* _Records for this exercise_

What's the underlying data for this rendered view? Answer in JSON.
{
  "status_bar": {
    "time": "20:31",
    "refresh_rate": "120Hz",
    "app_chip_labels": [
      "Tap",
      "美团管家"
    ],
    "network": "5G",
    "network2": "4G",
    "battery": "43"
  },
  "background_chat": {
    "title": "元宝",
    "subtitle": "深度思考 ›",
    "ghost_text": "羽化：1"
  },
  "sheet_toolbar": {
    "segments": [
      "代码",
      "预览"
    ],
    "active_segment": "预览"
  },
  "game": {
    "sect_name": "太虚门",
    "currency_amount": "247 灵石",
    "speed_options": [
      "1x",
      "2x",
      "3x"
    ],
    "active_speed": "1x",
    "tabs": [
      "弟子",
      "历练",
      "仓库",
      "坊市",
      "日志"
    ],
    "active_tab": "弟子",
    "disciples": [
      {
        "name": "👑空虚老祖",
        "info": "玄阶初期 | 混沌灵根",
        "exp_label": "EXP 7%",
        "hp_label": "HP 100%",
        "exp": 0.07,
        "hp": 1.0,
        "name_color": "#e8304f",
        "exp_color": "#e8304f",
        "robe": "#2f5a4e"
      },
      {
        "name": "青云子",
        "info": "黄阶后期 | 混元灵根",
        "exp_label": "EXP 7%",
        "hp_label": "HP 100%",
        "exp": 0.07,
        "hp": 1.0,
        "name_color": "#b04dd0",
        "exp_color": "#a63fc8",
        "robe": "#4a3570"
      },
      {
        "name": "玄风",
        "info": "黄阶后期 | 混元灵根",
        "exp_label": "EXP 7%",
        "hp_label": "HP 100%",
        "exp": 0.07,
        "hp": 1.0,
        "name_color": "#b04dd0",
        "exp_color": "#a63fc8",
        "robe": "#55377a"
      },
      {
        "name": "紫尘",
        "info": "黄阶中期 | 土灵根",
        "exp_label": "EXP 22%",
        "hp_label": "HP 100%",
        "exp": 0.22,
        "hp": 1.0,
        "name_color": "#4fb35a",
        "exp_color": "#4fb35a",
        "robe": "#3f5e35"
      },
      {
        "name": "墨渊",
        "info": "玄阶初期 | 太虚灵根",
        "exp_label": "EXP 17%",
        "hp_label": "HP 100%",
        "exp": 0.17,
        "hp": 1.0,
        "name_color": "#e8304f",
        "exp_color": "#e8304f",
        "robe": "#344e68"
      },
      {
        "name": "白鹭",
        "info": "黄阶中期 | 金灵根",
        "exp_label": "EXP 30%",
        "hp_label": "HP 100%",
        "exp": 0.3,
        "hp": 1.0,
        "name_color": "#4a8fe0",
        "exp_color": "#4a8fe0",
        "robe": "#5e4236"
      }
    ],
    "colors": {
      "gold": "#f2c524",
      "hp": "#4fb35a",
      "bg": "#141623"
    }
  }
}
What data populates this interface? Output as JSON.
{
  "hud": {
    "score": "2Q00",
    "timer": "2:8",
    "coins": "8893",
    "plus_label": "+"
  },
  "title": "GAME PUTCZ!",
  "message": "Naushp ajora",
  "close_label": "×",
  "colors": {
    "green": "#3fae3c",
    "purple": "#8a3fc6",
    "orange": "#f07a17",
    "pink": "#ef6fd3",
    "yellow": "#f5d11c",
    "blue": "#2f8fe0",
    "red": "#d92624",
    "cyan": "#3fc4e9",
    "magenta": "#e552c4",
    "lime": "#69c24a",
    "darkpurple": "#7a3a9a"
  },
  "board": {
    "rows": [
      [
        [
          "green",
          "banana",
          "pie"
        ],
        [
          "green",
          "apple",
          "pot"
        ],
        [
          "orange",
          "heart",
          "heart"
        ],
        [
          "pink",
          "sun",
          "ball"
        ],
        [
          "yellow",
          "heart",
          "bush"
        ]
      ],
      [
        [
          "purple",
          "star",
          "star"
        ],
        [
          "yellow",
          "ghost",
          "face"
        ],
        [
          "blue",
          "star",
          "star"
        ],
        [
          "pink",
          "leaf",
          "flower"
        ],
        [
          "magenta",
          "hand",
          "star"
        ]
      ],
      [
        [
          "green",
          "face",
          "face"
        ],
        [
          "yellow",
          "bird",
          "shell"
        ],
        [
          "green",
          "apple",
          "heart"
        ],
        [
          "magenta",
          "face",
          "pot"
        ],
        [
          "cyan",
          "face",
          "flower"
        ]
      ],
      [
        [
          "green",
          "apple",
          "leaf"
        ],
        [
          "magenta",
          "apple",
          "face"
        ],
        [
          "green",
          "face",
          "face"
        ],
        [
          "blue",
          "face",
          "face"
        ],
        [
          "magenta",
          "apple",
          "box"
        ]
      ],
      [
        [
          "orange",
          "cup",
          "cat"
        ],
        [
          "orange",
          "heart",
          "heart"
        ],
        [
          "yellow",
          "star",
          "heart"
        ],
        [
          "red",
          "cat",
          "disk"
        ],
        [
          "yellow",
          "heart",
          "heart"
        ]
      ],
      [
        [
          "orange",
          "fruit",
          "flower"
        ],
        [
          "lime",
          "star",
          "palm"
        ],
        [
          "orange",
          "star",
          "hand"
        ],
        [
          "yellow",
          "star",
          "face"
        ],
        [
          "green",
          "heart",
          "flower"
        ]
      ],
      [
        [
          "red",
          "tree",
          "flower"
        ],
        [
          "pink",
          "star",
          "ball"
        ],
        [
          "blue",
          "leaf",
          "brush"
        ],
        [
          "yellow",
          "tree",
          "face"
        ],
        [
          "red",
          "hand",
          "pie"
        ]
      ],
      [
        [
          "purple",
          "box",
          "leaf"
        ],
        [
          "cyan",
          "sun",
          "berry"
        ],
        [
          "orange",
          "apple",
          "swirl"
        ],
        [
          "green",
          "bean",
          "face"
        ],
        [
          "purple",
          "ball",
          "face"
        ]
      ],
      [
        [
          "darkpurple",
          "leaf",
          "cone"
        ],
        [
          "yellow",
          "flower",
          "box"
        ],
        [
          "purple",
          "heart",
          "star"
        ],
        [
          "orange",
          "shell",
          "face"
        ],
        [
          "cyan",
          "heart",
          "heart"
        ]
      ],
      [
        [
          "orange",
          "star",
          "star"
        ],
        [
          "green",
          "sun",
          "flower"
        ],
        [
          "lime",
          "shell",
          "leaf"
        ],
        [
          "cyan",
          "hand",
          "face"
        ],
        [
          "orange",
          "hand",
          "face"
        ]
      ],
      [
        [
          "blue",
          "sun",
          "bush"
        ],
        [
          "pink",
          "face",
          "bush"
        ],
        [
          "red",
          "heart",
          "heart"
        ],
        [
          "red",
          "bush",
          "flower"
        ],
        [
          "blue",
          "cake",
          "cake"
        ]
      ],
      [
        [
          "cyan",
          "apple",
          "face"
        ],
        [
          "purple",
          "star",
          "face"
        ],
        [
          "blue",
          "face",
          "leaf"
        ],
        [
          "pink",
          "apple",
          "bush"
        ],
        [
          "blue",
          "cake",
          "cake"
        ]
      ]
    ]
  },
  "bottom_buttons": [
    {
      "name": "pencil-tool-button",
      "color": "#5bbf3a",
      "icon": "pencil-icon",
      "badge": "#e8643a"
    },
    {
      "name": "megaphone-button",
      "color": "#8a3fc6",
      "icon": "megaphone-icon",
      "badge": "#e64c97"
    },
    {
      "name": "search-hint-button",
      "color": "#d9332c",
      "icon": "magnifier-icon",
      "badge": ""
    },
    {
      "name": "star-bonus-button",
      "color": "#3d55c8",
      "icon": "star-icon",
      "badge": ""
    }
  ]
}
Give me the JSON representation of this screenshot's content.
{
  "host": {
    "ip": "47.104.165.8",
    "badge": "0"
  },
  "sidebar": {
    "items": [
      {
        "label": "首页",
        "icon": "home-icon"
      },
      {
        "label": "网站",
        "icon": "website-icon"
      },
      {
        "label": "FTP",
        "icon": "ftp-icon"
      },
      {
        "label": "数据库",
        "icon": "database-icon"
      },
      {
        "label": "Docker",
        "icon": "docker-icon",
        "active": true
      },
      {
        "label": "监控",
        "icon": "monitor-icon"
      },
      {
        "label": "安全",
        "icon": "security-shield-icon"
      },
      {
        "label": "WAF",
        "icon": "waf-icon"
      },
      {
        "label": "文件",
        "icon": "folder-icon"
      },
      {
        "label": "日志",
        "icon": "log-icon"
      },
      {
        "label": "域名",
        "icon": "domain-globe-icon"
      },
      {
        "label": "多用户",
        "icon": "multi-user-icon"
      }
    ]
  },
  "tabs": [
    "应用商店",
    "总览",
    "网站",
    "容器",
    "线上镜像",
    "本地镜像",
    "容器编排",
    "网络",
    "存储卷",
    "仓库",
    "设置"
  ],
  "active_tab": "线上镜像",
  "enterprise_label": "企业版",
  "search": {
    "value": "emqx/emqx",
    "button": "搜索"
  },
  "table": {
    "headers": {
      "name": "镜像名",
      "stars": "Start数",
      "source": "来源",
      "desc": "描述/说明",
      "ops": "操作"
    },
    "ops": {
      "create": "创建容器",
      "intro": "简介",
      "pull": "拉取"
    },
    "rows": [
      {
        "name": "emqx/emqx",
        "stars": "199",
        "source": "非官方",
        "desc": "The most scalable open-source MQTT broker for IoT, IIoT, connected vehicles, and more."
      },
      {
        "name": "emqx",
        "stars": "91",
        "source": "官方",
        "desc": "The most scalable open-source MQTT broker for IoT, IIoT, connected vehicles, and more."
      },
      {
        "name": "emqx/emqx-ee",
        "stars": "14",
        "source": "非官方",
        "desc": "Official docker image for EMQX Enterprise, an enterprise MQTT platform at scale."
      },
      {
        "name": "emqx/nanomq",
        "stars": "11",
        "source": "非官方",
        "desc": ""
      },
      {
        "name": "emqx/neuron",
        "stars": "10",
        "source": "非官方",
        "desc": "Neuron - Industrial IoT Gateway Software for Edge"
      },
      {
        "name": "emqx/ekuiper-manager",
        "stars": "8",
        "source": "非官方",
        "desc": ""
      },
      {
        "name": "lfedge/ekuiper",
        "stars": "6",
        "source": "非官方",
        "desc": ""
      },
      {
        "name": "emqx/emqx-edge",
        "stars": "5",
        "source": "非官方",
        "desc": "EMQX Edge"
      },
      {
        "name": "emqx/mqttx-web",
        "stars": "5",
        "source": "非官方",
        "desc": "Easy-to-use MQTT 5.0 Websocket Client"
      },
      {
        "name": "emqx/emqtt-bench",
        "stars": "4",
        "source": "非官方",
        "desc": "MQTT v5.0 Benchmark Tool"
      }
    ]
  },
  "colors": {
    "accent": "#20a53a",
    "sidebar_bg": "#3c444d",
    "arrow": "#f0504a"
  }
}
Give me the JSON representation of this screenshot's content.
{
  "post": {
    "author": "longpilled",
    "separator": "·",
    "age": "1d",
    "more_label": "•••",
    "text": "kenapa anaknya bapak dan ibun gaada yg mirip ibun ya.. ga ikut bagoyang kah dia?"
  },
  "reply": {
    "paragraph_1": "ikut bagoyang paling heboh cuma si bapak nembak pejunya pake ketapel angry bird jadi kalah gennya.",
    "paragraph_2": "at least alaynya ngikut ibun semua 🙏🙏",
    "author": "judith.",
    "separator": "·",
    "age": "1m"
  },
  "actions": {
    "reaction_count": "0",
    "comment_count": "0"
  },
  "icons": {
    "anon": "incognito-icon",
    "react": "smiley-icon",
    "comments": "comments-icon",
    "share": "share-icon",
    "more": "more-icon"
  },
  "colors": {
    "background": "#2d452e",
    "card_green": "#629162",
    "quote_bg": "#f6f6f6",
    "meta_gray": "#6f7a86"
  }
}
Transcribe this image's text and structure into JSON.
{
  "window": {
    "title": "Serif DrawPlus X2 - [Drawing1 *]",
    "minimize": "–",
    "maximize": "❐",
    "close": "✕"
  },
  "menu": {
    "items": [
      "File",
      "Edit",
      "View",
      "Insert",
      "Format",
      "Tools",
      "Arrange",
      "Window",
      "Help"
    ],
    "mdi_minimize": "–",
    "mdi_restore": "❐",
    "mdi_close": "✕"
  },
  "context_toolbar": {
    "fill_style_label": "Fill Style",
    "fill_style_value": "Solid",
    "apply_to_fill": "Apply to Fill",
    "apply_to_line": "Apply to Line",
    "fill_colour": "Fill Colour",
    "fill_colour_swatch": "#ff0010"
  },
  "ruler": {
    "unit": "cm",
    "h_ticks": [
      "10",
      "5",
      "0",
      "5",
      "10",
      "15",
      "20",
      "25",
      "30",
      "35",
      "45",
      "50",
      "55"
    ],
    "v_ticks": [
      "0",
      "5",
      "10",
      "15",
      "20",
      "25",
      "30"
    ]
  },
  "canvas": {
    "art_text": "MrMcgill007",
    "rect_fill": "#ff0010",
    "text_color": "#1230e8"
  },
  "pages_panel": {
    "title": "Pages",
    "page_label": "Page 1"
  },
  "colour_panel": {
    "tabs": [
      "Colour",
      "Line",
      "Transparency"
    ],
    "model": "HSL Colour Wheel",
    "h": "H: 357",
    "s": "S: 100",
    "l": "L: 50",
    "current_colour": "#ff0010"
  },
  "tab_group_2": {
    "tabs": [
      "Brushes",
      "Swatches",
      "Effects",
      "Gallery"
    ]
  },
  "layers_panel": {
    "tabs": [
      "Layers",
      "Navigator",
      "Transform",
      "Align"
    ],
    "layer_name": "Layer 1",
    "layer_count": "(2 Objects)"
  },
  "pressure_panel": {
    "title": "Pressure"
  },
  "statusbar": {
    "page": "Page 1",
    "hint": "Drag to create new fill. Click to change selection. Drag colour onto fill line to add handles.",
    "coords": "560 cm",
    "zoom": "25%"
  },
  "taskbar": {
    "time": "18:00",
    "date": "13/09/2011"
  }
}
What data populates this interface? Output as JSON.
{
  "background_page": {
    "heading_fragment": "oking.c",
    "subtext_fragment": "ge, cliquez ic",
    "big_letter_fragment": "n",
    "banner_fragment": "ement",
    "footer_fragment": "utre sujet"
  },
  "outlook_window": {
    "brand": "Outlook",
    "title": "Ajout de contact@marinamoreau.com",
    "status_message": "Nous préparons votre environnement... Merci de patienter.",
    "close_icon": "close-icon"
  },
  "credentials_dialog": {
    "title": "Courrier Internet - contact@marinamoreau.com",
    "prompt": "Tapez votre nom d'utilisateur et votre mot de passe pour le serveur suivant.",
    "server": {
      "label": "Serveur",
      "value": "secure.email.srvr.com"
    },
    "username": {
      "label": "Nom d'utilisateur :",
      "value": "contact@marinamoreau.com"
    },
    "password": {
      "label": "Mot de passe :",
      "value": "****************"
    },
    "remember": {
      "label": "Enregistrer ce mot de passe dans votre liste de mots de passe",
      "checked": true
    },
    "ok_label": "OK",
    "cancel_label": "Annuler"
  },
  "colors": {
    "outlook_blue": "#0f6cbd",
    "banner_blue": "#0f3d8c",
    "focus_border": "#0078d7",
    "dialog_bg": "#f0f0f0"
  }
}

* _Do this_
Please list every line of the records that contains "hint".

* _Exercise output_
      "name": "search-hint-button",
    "hint": "Drag to create new fill. Click to change selection. Drag colour onto fill line to add handles.",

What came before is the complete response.